**Exercise:** Retype, exactly and with nothing added, the lines from the one showing "What's the underlying" through the final line of the material. Omit pictures.

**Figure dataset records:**
--- BEGIN ---

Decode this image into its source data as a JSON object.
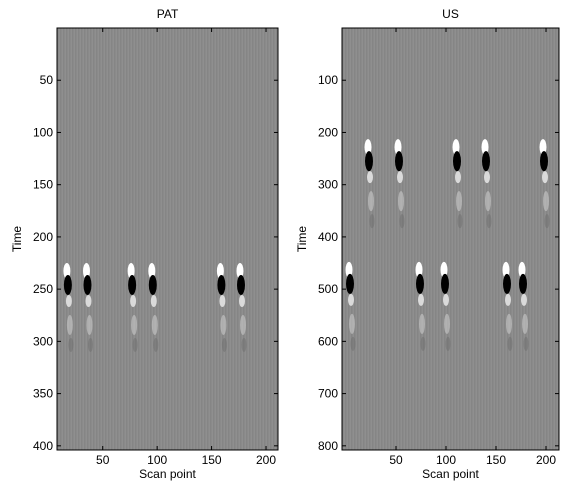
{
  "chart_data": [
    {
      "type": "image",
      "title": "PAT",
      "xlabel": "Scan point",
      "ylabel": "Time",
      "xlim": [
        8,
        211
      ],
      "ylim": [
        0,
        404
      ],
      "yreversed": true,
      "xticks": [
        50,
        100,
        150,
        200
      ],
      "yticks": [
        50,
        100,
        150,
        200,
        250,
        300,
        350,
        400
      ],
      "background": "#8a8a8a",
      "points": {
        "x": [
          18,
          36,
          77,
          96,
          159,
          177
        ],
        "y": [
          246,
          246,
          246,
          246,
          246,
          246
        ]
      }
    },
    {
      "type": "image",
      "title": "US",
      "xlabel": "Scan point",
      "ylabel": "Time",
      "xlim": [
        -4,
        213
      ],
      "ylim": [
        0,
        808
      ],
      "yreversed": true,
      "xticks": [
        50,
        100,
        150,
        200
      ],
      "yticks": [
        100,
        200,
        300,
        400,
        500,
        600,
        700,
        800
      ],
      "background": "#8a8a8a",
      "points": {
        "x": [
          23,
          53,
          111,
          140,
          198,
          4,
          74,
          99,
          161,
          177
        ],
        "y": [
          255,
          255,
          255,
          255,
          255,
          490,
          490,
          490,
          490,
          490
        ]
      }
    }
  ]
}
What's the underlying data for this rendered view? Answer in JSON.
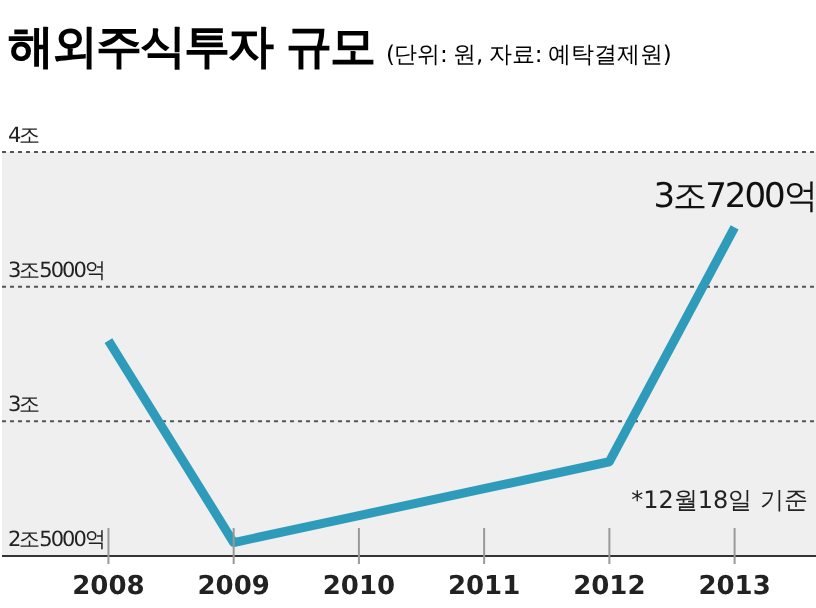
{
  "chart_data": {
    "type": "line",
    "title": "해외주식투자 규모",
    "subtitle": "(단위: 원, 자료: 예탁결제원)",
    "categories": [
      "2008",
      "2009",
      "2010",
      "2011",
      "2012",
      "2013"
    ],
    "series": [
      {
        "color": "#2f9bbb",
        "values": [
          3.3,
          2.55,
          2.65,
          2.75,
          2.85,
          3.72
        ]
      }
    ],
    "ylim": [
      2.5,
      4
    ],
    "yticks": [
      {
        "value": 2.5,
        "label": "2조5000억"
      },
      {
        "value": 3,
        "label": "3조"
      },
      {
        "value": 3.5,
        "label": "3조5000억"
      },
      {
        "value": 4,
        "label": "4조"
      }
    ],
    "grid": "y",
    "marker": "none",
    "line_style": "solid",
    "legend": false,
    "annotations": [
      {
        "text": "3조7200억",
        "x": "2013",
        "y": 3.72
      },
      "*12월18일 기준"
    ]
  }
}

--- END ---

**Answer to this task:**
What's the underlying data for this rendered view? Answer in JSON.
{
  "chart_data": {
    "type": "line",
    "title": "해외주식투자 규모",
    "subtitle": "(단위: 원, 자료: 예탁결제원)",
    "categories": [
      "2008",
      "2009",
      "2010",
      "2011",
      "2012",
      "2013"
    ],
    "series": [
      {
        "color": "#2f9bbb",
        "values": [
          3.3,
          2.55,
          2.65,
          2.75,
          2.85,
          3.72
        ]
      }
    ],
    "ylim": [
      2.5,
      4
    ],
    "yticks": [
      {
        "value": 2.5,
        "label": "2조5000억"
      },
      {
        "value": 3,
        "label": "3조"
      },
      {
        "value": 3.5,
        "label": "3조5000억"
      },
      {
        "value": 4,
        "label": "4조"
      }
    ],
    "grid": "y",
    "marker": "none",
    "line_style": "solid",
    "legend": false,
    "annotations": [
      {
        "text": "3조7200억",
        "x": "2013",
        "y": 3.72
      },
      "*12월18일 기준"
    ]
  }
}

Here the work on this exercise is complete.